◆ Brief ◆
Every line of the data that includes "Reactions" should be copied out.

^^^^

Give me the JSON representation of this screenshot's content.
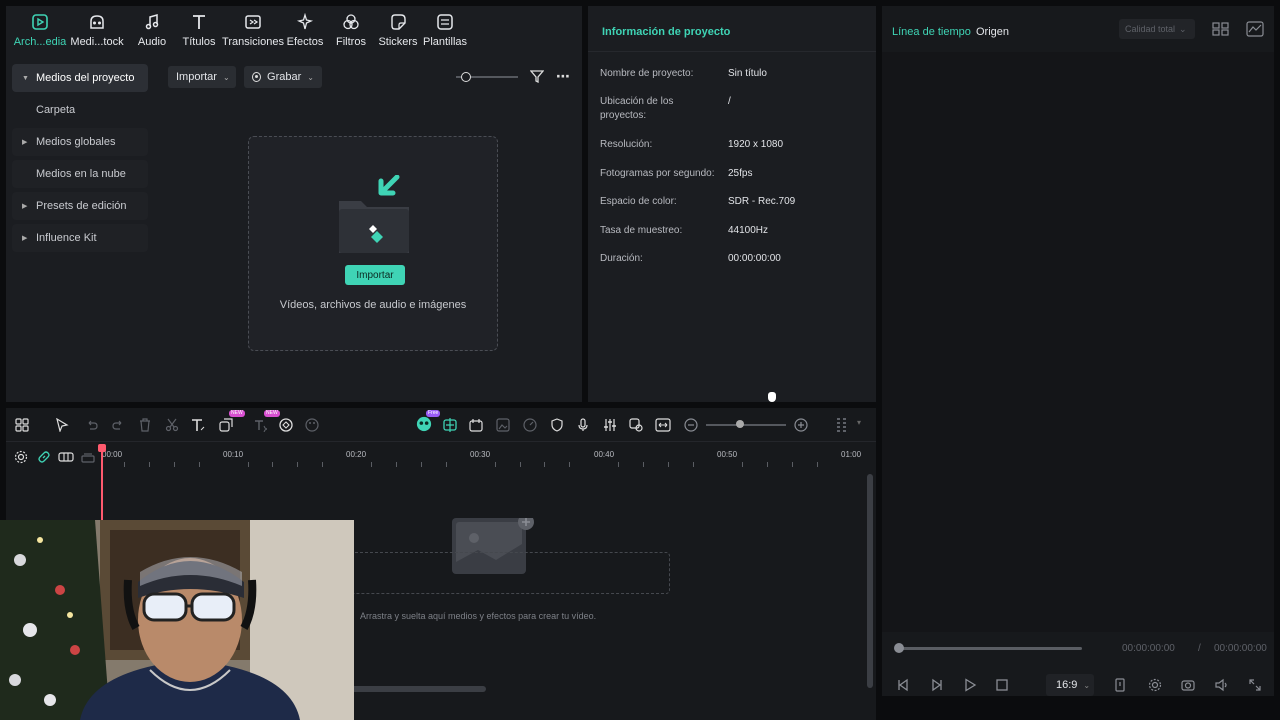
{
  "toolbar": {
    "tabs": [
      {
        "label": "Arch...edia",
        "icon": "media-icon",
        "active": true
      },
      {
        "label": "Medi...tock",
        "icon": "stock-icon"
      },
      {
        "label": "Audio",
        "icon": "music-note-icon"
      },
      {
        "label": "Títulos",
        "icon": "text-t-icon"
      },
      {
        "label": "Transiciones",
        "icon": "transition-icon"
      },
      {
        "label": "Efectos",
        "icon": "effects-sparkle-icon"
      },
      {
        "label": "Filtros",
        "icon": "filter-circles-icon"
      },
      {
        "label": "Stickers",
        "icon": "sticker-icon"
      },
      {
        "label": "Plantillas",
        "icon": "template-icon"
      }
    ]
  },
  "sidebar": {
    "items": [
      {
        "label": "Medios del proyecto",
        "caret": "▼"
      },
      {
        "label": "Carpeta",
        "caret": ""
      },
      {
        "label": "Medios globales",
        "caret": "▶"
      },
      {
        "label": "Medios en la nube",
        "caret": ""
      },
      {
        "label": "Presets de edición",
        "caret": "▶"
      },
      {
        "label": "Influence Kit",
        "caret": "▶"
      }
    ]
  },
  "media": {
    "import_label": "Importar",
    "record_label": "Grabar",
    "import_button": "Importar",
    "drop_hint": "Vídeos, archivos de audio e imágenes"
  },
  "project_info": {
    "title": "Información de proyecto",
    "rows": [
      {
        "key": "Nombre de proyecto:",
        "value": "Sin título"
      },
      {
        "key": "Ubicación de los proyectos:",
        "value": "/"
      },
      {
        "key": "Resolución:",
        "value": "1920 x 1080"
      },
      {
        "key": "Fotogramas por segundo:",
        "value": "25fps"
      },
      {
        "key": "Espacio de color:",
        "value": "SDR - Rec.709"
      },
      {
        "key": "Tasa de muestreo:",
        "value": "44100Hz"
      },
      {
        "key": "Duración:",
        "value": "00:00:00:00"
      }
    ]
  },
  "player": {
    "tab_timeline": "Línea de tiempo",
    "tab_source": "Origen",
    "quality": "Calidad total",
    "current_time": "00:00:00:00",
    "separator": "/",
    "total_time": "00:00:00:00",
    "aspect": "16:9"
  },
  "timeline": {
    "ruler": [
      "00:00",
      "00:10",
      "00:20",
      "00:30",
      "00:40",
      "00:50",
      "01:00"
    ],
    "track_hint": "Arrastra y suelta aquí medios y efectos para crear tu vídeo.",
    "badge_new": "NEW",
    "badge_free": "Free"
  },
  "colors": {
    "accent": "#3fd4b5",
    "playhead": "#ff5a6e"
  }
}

^^^^

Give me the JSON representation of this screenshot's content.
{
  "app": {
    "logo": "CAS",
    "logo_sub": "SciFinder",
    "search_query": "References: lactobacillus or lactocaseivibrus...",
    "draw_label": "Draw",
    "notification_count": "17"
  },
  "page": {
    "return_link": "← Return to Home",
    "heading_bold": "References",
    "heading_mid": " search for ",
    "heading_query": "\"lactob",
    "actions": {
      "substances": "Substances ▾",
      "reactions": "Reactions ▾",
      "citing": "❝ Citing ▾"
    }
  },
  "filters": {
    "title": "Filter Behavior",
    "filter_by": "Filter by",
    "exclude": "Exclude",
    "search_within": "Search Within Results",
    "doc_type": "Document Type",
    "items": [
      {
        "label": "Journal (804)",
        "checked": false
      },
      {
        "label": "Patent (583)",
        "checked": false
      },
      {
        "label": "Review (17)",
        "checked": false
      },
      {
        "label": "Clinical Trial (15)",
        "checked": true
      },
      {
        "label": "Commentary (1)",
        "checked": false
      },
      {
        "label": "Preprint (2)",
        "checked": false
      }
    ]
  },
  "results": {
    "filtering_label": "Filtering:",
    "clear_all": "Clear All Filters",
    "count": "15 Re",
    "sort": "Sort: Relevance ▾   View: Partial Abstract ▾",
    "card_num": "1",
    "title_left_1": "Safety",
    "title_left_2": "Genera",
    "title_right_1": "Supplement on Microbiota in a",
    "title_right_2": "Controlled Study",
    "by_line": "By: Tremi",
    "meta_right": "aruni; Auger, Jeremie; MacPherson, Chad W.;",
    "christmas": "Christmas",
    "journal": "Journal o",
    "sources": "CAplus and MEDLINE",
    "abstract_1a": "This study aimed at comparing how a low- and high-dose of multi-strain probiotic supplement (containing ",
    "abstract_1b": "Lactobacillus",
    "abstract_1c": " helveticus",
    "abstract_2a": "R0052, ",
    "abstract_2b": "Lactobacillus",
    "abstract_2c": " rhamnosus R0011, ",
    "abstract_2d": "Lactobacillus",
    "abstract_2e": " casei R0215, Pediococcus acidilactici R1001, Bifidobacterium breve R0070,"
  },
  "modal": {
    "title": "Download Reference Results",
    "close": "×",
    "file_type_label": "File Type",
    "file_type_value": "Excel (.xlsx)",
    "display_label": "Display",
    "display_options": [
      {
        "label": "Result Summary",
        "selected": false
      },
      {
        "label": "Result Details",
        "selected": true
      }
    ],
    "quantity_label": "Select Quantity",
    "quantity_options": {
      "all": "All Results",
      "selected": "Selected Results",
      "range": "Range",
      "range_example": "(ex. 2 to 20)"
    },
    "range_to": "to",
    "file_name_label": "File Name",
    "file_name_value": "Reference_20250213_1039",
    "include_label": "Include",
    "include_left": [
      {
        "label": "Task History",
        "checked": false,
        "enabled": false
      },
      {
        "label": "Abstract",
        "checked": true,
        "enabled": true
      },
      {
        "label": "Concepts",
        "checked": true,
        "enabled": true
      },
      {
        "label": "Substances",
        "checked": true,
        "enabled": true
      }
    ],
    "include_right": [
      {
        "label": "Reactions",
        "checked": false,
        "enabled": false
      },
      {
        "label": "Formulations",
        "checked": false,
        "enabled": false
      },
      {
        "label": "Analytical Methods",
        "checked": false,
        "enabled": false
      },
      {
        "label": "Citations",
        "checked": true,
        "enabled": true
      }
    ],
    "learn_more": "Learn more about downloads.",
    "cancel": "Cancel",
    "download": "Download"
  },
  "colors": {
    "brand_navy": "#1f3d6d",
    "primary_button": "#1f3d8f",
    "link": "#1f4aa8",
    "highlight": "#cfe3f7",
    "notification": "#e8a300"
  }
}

^^^^

◆ Written response ◆
      "reactions": "Reactions ▾",
        "label": "Reactions",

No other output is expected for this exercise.